* _Records shown_:
▬▬▬▬▬▬▬▬▬▬

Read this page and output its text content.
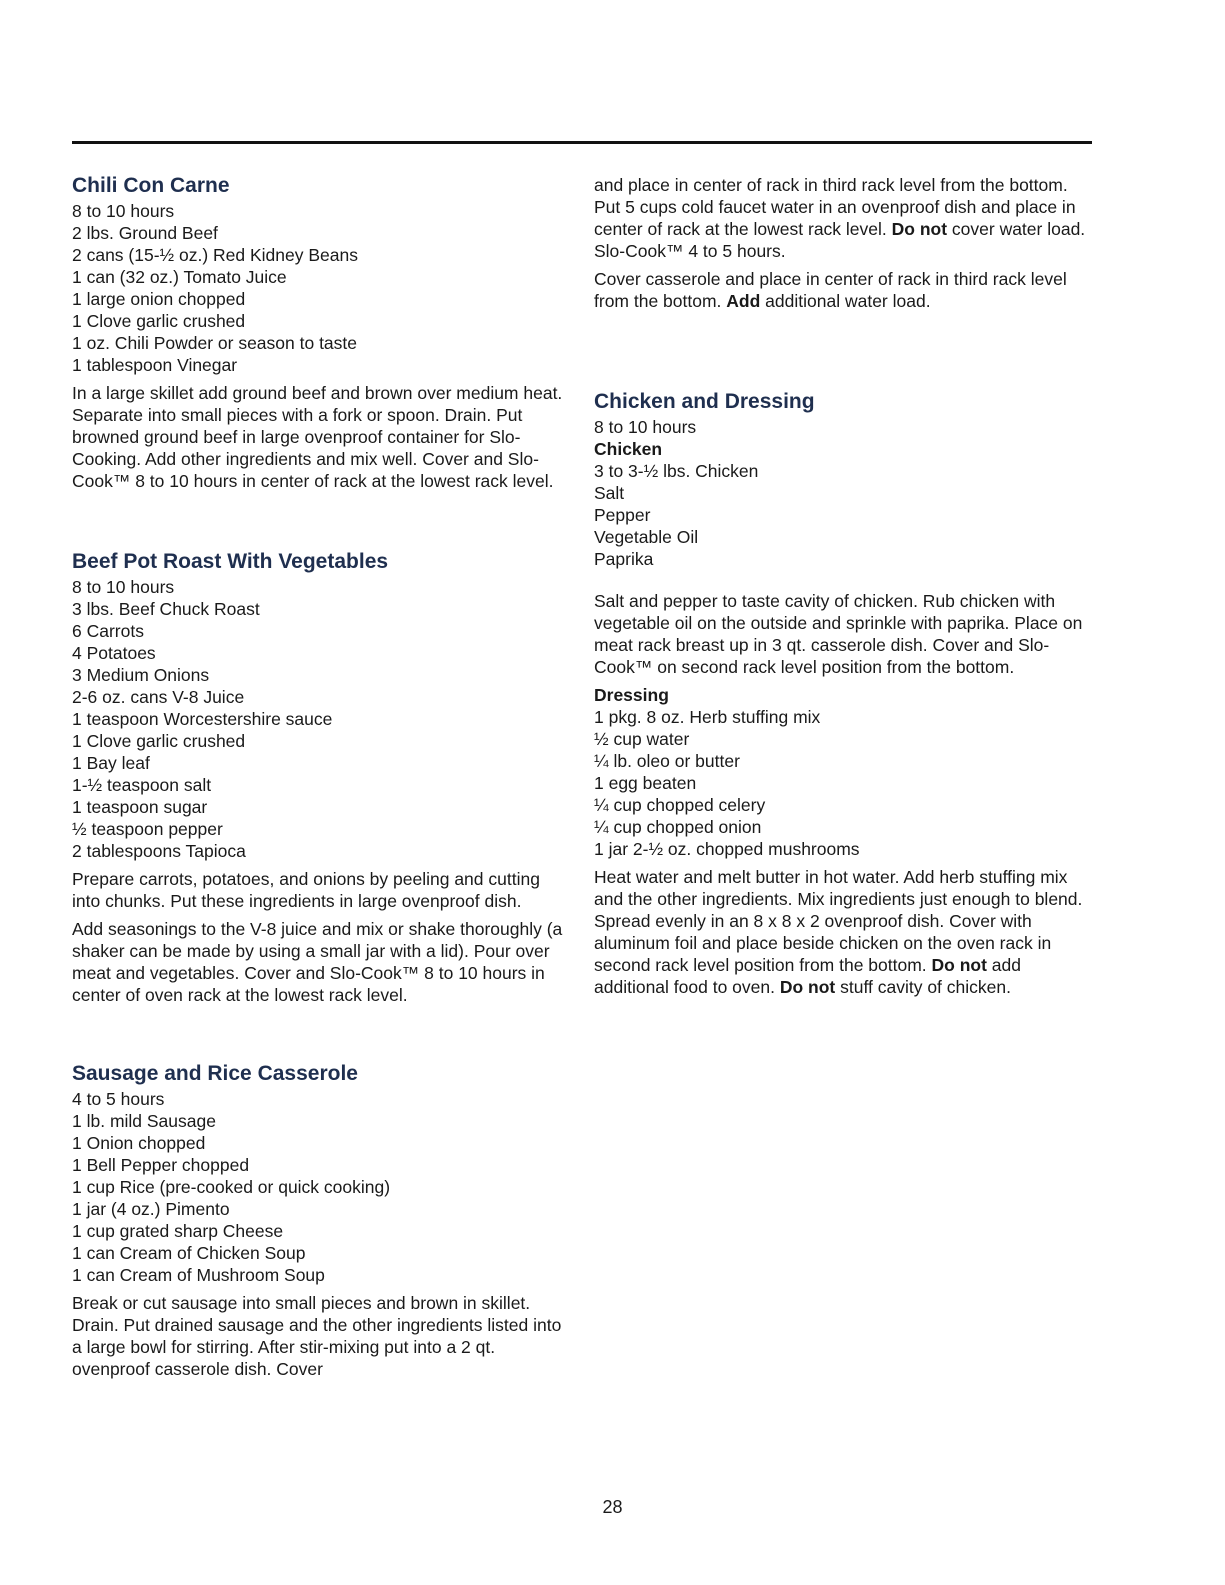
Chili Con Carne
8 to 10 hours
2 lbs. Ground Beef
2 cans (15-½ oz.) Red Kidney Beans
1 can (32 oz.) Tomato Juice
1 large onion chopped
1 Clove garlic crushed
1 oz. Chili Powder or season to taste
1 tablespoon Vinegar

In a large skillet add ground beef and brown over medium heat. Separate into small pieces with a fork or spoon. Drain. Put browned ground beef in large ovenproof container for Slo-Cooking. Add other ingredients and mix well. Cover and Slo-Cook™ 8 to 10 hours in center of rack at the lowest rack level.

Beef Pot Roast With Vegetables
8 to 10 hours
3 lbs. Beef Chuck Roast
6 Carrots
4 Potatoes
3 Medium Onions
2-6 oz. cans V-8 Juice
1 teaspoon Worcestershire sauce
1 Clove garlic crushed
1 Bay leaf
1-½ teaspoon salt
1 teaspoon sugar
½ teaspoon pepper
2 tablespoons Tapioca

Prepare carrots, potatoes, and onions by peeling and cutting into chunks. Put these ingredients in large ovenproof dish.

Add seasonings to the V-8 juice and mix or shake thoroughly (a shaker can be made by using a small jar with a lid). Pour over meat and vegetables. Cover and Slo-Cook™ 8 to 10 hours in center of oven rack at the lowest rack level.

Sausage and Rice Casserole
4 to 5 hours
1 lb. mild Sausage
1 Onion chopped
1 Bell Pepper chopped
1 cup Rice (pre-cooked or quick cooking)
1 jar (4 oz.) Pimento
1 cup grated sharp Cheese
1 can Cream of Chicken Soup
1 can Cream of Mushroom Soup

Break or cut sausage into small pieces and brown in skillet. Drain. Put drained sausage and the other ingredients listed into a large bowl for stirring. After stir-mixing put into a 2 qt. ovenproof casserole dish. Cover

and place in center of rack in third rack level from the bottom. Put 5 cups cold faucet water in an ovenproof dish and place in center of rack at the lowest rack level. Do not cover water load. Slo-Cook™ 4 to 5 hours.

Cover casserole and place in center of rack in third rack level from the bottom. Add additional water load.

Chicken and Dressing
8 to 10 hours
Chicken
3 to 3-½ lbs. Chicken
Salt
Pepper
Vegetable Oil
Paprika

Salt and pepper to taste cavity of chicken. Rub chicken with vegetable oil on the outside and sprinkle with paprika. Place on meat rack breast up in 3 qt. casserole dish. Cover and Slo-Cook™ on second rack level position from the bottom.

Dressing
1 pkg. 8 oz. Herb stuffing mix
½ cup water
¼ lb. oleo or butter
1 egg beaten
¼ cup chopped celery
¼ cup chopped onion
1 jar 2-½ oz. chopped mushrooms

Heat water and melt butter in hot water. Add herb stuffing mix and the other ingredients. Mix ingredients just enough to blend. Spread evenly in an 8 x 8 x 2 ovenproof dish. Cover with aluminum foil and place beside chicken on the oven rack in second rack level position from the bottom. Do not add additional food to oven. Do not stuff cavity of chicken.

28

▬▬▬▬▬▬▬▬▬▬

* _What the exercise asks_: Transcribe all of the records above character for character. Exclude the pictures.

* _Correct answer_:
Read this page and output its text content.
Chili Con Carne
8 to 10 hours
2 lbs. Ground Beef
2 cans (15-½ oz.) Red Kidney Beans
1 can (32 oz.) Tomato Juice
1 large onion chopped
1 Clove garlic crushed
1 oz. Chili Powder or season to taste
1 tablespoon Vinegar

In a large skillet add ground beef and brown over medium heat. Separate into small pieces with a fork or spoon. Drain. Put browned ground beef in large ovenproof container for Slo-Cooking. Add other ingredients and mix well. Cover and Slo-Cook™ 8 to 10 hours in center of rack at the lowest rack level.

Beef Pot Roast With Vegetables
8 to 10 hours
3 lbs. Beef Chuck Roast
6 Carrots
4 Potatoes
3 Medium Onions
2-6 oz. cans V-8 Juice
1 teaspoon Worcestershire sauce
1 Clove garlic crushed
1 Bay leaf
1-½ teaspoon salt
1 teaspoon sugar
½ teaspoon pepper
2 tablespoons Tapioca

Prepare carrots, potatoes, and onions by peeling and cutting into chunks. Put these ingredients in large ovenproof dish.

Add seasonings to the V-8 juice and mix or shake thoroughly (a shaker can be made by using a small jar with a lid). Pour over meat and vegetables. Cover and Slo-Cook™ 8 to 10 hours in center of oven rack at the lowest rack level.

Sausage and Rice Casserole
4 to 5 hours
1 lb. mild Sausage
1 Onion chopped
1 Bell Pepper chopped
1 cup Rice (pre-cooked or quick cooking)
1 jar (4 oz.) Pimento
1 cup grated sharp Cheese
1 can Cream of Chicken Soup
1 can Cream of Mushroom Soup

Break or cut sausage into small pieces and brown in skillet. Drain. Put drained sausage and the other ingredients listed into a large bowl for stirring. After stir-mixing put into a 2 qt. ovenproof casserole dish. Cover

and place in center of rack in third rack level from the bottom. Put 5 cups cold faucet water in an ovenproof dish and place in center of rack at the lowest rack level. Do not cover water load. Slo-Cook™ 4 to 5 hours.

Cover casserole and place in center of rack in third rack level from the bottom. Add additional water load.

Chicken and Dressing
8 to 10 hours
Chicken
3 to 3-½ lbs. Chicken
Salt
Pepper
Vegetable Oil
Paprika

Salt and pepper to taste cavity of chicken. Rub chicken with vegetable oil on the outside and sprinkle with paprika. Place on meat rack breast up in 3 qt. casserole dish. Cover and Slo-Cook™ on second rack level position from the bottom.

Dressing
1 pkg. 8 oz. Herb stuffing mix
½ cup water
¼ lb. oleo or butter
1 egg beaten
¼ cup chopped celery
¼ cup chopped onion
1 jar 2-½ oz. chopped mushrooms

Heat water and melt butter in hot water. Add herb stuffing mix and the other ingredients. Mix ingredients just enough to blend. Spread evenly in an 8 x 8 x 2 ovenproof dish. Cover with aluminum foil and place beside chicken on the oven rack in second rack level position from the bottom. Do not add additional food to oven. Do not stuff cavity of chicken.

28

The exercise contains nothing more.